=== Supplied text ===

Longbox Graveyard #115

With all the reviews and other goofball features I run here at Longbox Graveyard, it’s easy to lose track of this blog’s original purpose — to keep me on track in reducing and organizing my comic book Accumulation. Early entries in this blog concerned themselves with sorting my books and trying to appraise their condition, but aside from incidental mention in my Man Cave Monday series, I haven’t blogged a lot about the state of my collection recently.

But I have been busy.

Happy Mole Man

why is Mole Man smiling?

From the two-dozen longboxes that made up my Accumulation when I started this project, I have settled on the dozen longboxes that I will keep, most of which are Bronze and Silver Age Marvel and DC books.

the final books

organizing the last of the Accumulation — guess where I was sitting?

I’ve sold off a couple longboxes worth of comics, both individually, and in lots (and plenty more are still available for sale — click HERE for individual books, and HERE for bulk deals). I’ve even separated out two full longboxes containing only (multiple) copies of comics I wrote, back in the day.

O'Connor Books

organizing books I wrote

But for all this diligent organizing, selling, and shipping, I still had four or five longboxes worth of books that I just couldn’t move.

So I did the unthinkable.

I threw them out.

recycled!

dumped!

Hey, at least I recycled them!

The longer I shuffled around the rump end of my Accumulation, the more it became obvious that no one was going to take these books off my hands. I tried every channel — selling here on Longbox Graveyard and on eBay … sometimes at a loss, and infrequently at anything approaching a profit. After factoring in the time it took to pack and post the orders, speaking strictly from a profit perspective, I would have been better off throwing many of my books in the street.

I resisted this last measure for a long time … partially out of respect for the comics themselves, but mostly because I just wasn’t ready to do it. For one thing, I wasn’t certain how much of everything I had, and it would have been reckless to start tossing things before I knew the full extent of what I was doing. But mostly it was a process of settling in with the stuff I had elected to keep, and deciding I was comfortable just tossing the stuff that was taking up space.

===

### Complete the following
(A) In the comic-collection post, how many longboxes did the writer settle on keeping?
(B) For each statement, say whether it agrees with the comic-collection post, and quote the deciding words: (i) The Accumulation started out as two dozen longboxes. (ii) Selling the leftover books usually brought a profit. (iii) Two full longboxes were set aside holding only copies of comics the writer wrote.
(C) Please write the next part of the comic-collection post, picking up after its final sentence.
The records that follow come from a separate source.

=== Recorded information ===

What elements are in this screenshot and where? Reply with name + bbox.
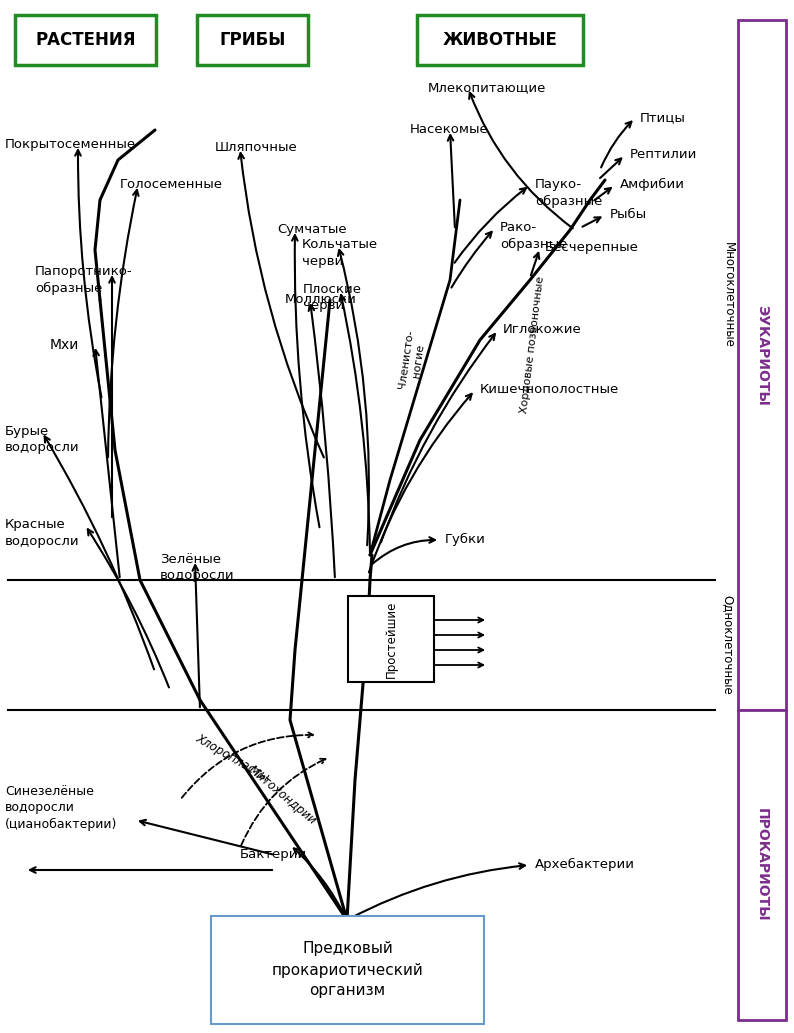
- Text: Птицы: Птицы: [640, 111, 686, 124]
- Text: Насекомые: Насекомые: [410, 123, 489, 136]
- Text: Папоротнико-
образные: Папоротнико- образные: [35, 265, 133, 294]
- Text: Бесчерепные: Бесчерепные: [545, 241, 639, 254]
- FancyBboxPatch shape: [417, 15, 583, 65]
- Text: Голосеменные: Голосеменные: [120, 178, 223, 191]
- Text: Иглокожие: Иглокожие: [503, 323, 582, 336]
- Text: Покрытосеменные: Покрытосеменные: [5, 138, 136, 151]
- Text: Сумчатые: Сумчатые: [277, 223, 347, 236]
- Text: ГРИБЫ: ГРИБЫ: [219, 31, 286, 49]
- Text: Бурые
водоросли: Бурые водоросли: [5, 425, 79, 455]
- Text: Членисто-
ногие: Членисто- ногие: [397, 328, 427, 392]
- Text: Многоклеточные: Многоклеточные: [722, 242, 734, 348]
- Text: Моллюски: Моллюски: [285, 293, 357, 306]
- Text: Синезелёные
водоросли
(цианобактерии): Синезелёные водоросли (цианобактерии): [5, 785, 118, 832]
- Text: РАСТЕНИЯ: РАСТЕНИЯ: [35, 31, 136, 49]
- Text: Зелёные
водоросли: Зелёные водоросли: [160, 553, 234, 583]
- Text: ЭУКАРИОТЫ: ЭУКАРИОТЫ: [755, 305, 769, 405]
- Text: Амфибии: Амфибии: [620, 178, 685, 191]
- Text: Шляпочные: Шляпочные: [215, 140, 298, 154]
- Text: ЖИВОТНЫЕ: ЖИВОТНЫЕ: [442, 31, 557, 49]
- Text: Мхи: Мхи: [50, 338, 79, 352]
- Text: Митохондрии: Митохондрии: [245, 762, 318, 827]
- Text: Красные
водоросли: Красные водоросли: [5, 518, 79, 547]
- Text: Млекопитающие: Млекопитающие: [428, 81, 546, 94]
- Text: Одноклеточные: Одноклеточные: [722, 595, 734, 695]
- FancyBboxPatch shape: [738, 710, 786, 1020]
- Text: Бактерии: Бактерии: [240, 848, 307, 860]
- Text: Рептилии: Рептилии: [630, 148, 697, 161]
- Text: Кишечнополостные: Кишечнополостные: [480, 383, 619, 396]
- Text: Губки: Губки: [445, 533, 486, 546]
- Text: Предковый
прокариотический
организм: Предковый прокариотический организм: [272, 941, 423, 999]
- Text: ПРОКАРИОТЫ: ПРОКАРИОТЫ: [755, 808, 769, 921]
- FancyBboxPatch shape: [15, 15, 156, 65]
- Text: Хордовые позвоночные: Хордовые позвоночные: [518, 276, 545, 414]
- FancyBboxPatch shape: [738, 20, 786, 710]
- FancyBboxPatch shape: [197, 15, 308, 65]
- FancyBboxPatch shape: [211, 916, 484, 1024]
- Text: Плоские
черви: Плоские черви: [303, 283, 362, 313]
- Text: Кольчатые
черви: Кольчатые черви: [302, 238, 378, 268]
- Text: Простейшие: Простейшие: [384, 600, 398, 678]
- Text: Рыбы: Рыбы: [610, 208, 647, 221]
- FancyBboxPatch shape: [348, 596, 434, 682]
- Text: Паукo-
образные: Паукo- образные: [535, 178, 603, 208]
- Text: Рако-
образные: Рако- образные: [500, 221, 568, 251]
- Text: Хлоропласты: Хлоропласты: [193, 731, 271, 784]
- Text: Архебактерии: Архебактерии: [535, 858, 635, 871]
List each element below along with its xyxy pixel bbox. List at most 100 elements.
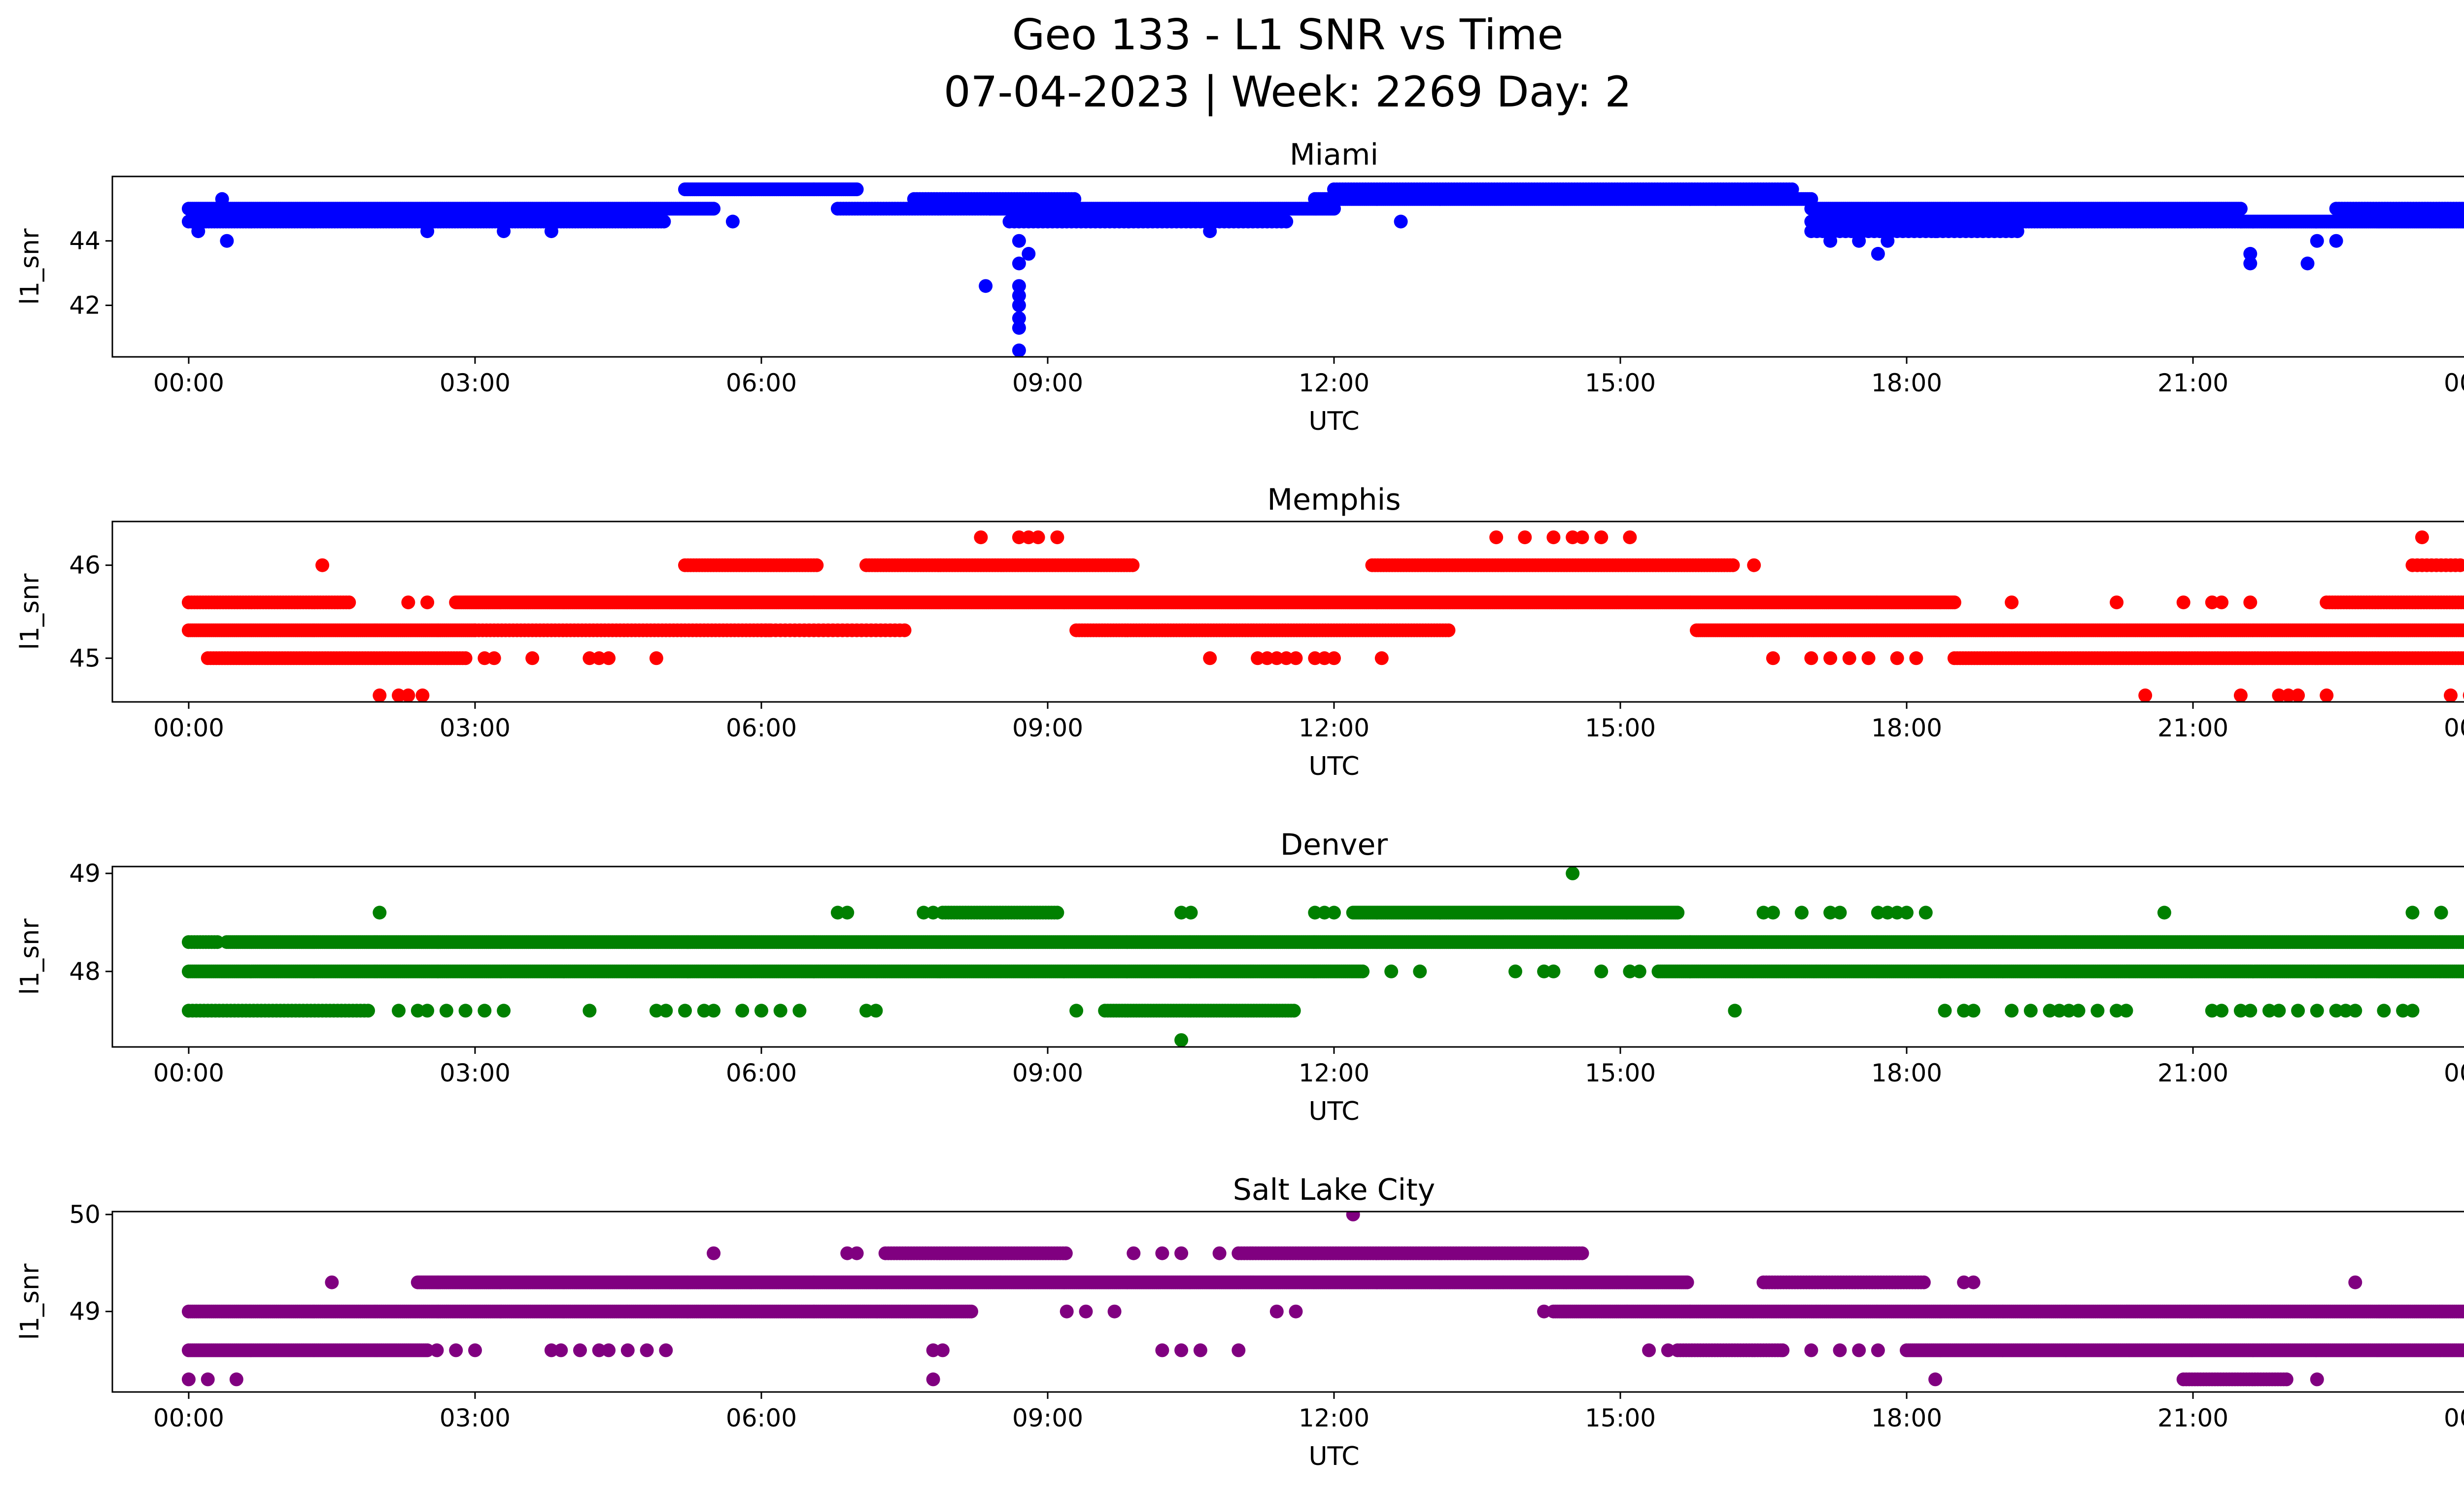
data-point bbox=[1269, 651, 1284, 665]
data-point bbox=[2205, 595, 2219, 610]
data-point bbox=[1251, 651, 1265, 665]
data-point bbox=[1012, 279, 1026, 293]
data-point bbox=[210, 935, 224, 949]
data-point bbox=[401, 688, 415, 702]
data-point bbox=[2005, 595, 2019, 610]
data-point bbox=[1203, 224, 1217, 239]
data-point bbox=[1022, 246, 1036, 261]
data-point bbox=[1823, 651, 1838, 665]
data-point bbox=[1327, 651, 1341, 665]
data-point bbox=[1842, 651, 1856, 665]
data-point bbox=[1279, 214, 1294, 229]
data-point bbox=[1871, 246, 1885, 261]
data-point bbox=[1881, 234, 1895, 248]
x-tick-label: 00:00 bbox=[153, 714, 224, 742]
x-tick-label: 03:00 bbox=[440, 714, 511, 742]
data-point bbox=[1852, 234, 1866, 248]
data-point bbox=[2460, 596, 2464, 609]
x-tick-label: 00:00 bbox=[2444, 369, 2464, 397]
data-point bbox=[2110, 595, 2124, 610]
x-tick-label: 00:00 bbox=[2444, 714, 2464, 742]
data-point bbox=[707, 202, 721, 216]
y-axis-label: l1_snr bbox=[15, 573, 45, 650]
data-point bbox=[1022, 530, 1036, 545]
data-point bbox=[1575, 530, 1589, 545]
data-point bbox=[1518, 530, 1532, 545]
data-point bbox=[1317, 651, 1332, 665]
data-point bbox=[2243, 246, 2258, 261]
data-point bbox=[657, 214, 671, 229]
data-point bbox=[2463, 692, 2464, 699]
data-point bbox=[2463, 654, 2464, 662]
data-point bbox=[1890, 651, 1904, 665]
data-point bbox=[1260, 651, 1274, 665]
data-point bbox=[2176, 595, 2190, 610]
x-tick-label: 18:00 bbox=[1871, 714, 1942, 742]
axes-frame bbox=[111, 521, 2464, 703]
x-tick-label: 21:00 bbox=[2157, 714, 2228, 742]
data-point bbox=[544, 224, 558, 239]
data-point bbox=[1012, 234, 1026, 248]
x-tick-label: 09:00 bbox=[1012, 369, 1083, 397]
figure-title-line1: Geo 133 - L1 SNR vs Time bbox=[1012, 10, 1564, 60]
scatter-series bbox=[181, 530, 2464, 702]
data-point bbox=[458, 651, 473, 665]
data-point bbox=[215, 192, 229, 206]
data-point bbox=[1823, 234, 1838, 248]
data-point bbox=[2461, 625, 2464, 636]
subplot-miami: Miami 00:00 03:00 06:00 09:00 12:00 15:00 18:00… bbox=[15, 138, 2464, 436]
y-tick-label: 44 bbox=[69, 227, 101, 255]
x-tick-label: 15:00 bbox=[1585, 369, 1656, 397]
scatter-series bbox=[181, 182, 2464, 357]
subplot-title: Miami bbox=[1290, 138, 1378, 172]
data-point bbox=[582, 651, 597, 665]
data-point bbox=[2243, 256, 2258, 271]
x-tick-label: 12:00 bbox=[1299, 369, 1369, 397]
data-point bbox=[1947, 595, 1961, 610]
data-point bbox=[401, 595, 415, 610]
data-point bbox=[2138, 688, 2153, 702]
x-tick-label: 18:00 bbox=[1871, 369, 1942, 397]
data-point bbox=[602, 651, 616, 665]
data-point bbox=[1747, 558, 1761, 572]
y-tick-label: 46 bbox=[69, 551, 101, 580]
data-point bbox=[2291, 688, 2305, 702]
x-tick-label: 09:00 bbox=[1012, 714, 1083, 742]
subplot-title: Memphis bbox=[1267, 483, 1401, 517]
x-tick-label: 06:00 bbox=[726, 369, 797, 397]
data-point bbox=[1546, 530, 1561, 545]
x-tick-label: 15:00 bbox=[1585, 714, 1656, 742]
data-point bbox=[1566, 530, 1580, 545]
data-point bbox=[850, 182, 864, 197]
data-point bbox=[2463, 626, 2464, 634]
data-point bbox=[1861, 651, 1876, 665]
data-point bbox=[191, 224, 205, 239]
data-point bbox=[315, 558, 330, 572]
data-point bbox=[478, 651, 492, 665]
data-point bbox=[420, 224, 435, 239]
x-tick-label: 03:00 bbox=[440, 369, 511, 397]
data-point bbox=[2453, 558, 2464, 572]
data-point bbox=[1289, 651, 1303, 665]
data-point bbox=[1804, 651, 1818, 665]
data-point bbox=[2463, 598, 2464, 606]
data-point bbox=[420, 595, 435, 610]
data-point bbox=[1012, 288, 1026, 303]
figure-title-line2: 07-04-2023 | Week: 2269 Day: 2 bbox=[944, 68, 1632, 117]
data-point bbox=[1709, 192, 1723, 206]
data-point bbox=[1012, 530, 1026, 545]
data-point bbox=[2233, 202, 2248, 216]
data-point bbox=[1374, 651, 1389, 665]
data-point bbox=[2320, 688, 2334, 702]
data-point bbox=[1012, 298, 1026, 313]
data-point bbox=[2444, 688, 2458, 702]
data-point bbox=[2310, 234, 2324, 248]
data-point bbox=[373, 688, 387, 702]
x-tick-label: 06:00 bbox=[726, 714, 797, 742]
data-point bbox=[2463, 217, 2464, 226]
data-point bbox=[497, 224, 511, 239]
subplot-grid: Miami 00:00 03:00 06:00 09:00 12:00 15:00 18:00… bbox=[15, 138, 2464, 1471]
data-point bbox=[220, 234, 234, 248]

===

### Outputs in order
(A) A dozen longboxes, most of them Bronze and Silver Age Marvel and DC books.

(B)
(i) Yes: "From the two-dozen longboxes that made up my Accumulation when I started this project"
(ii) No: "sometimes at a loss, and infrequently at anything approaching a profit"
(iii) Yes: "I’ve even separated out two full longboxes containing only (multiple) copies of comics I wrote"

(C)
Interestingly enough, most of the books I threw away were books I wrote.

more O'Connor books!

they evaded the bin (barely!)

A full five longboxes of the old Accumulation were comp copies of my own books from decades ago. By cutting myself down to five or ten copies of each book, I was able to reduce everything down to two longboxes. That meant throwing away hundreds of my own books, but I found it an easy process. They were my own books, to keep or to toss — I found it easier than tossing books that I didn’t write (and there were a few of those that went to the curb, too). There was no urge to self-annihilation here! I was just ready to let them go.

I think I found it easy to purge my own stuff because I’ve come to be more at peace with my past as a comic book writer. This blog project has helped me place that part of my life in perspective — increasingly, I have come to view that era with nostalgia, rather than regret over a career that never quite took off. I’ve come to accept that my work had merit, and that the reasons I never went further in the field had more to do with my poor networking skills and freelancer naiveté then they did with my ability as a writer. I’ve come to recognize my comics failure was a business issue, rather than a creative one — and I can live with that.

Happily so.

Paranoia #1

letting go has been a relief!

I can also live with considerably fewer copies of my work! Five longboxes of those old books was an anchor. Two longboxes are a treasure.

There remains a bit to do. I still need to sell off about three longboxes worth of books (though the clock is ticking on whether they will follow their fellows into that blue recycling bin). I want to buy clean, new longboxes, and get everything filed and catalogued, once-and-for-all. There may be one more small round of purging.

But the end is in sight!

And what will become of Longbox Graveyard, when my comics project is at last complete? I’ll tell you next month, in my winter Longbox Soapbox editorial column!

In the meantime, thanks for reading this blog, and acting as my virtual support group while I’ve transformed my comics Accumulation into a beloved Collection. It has been every inch worth the long, long journey.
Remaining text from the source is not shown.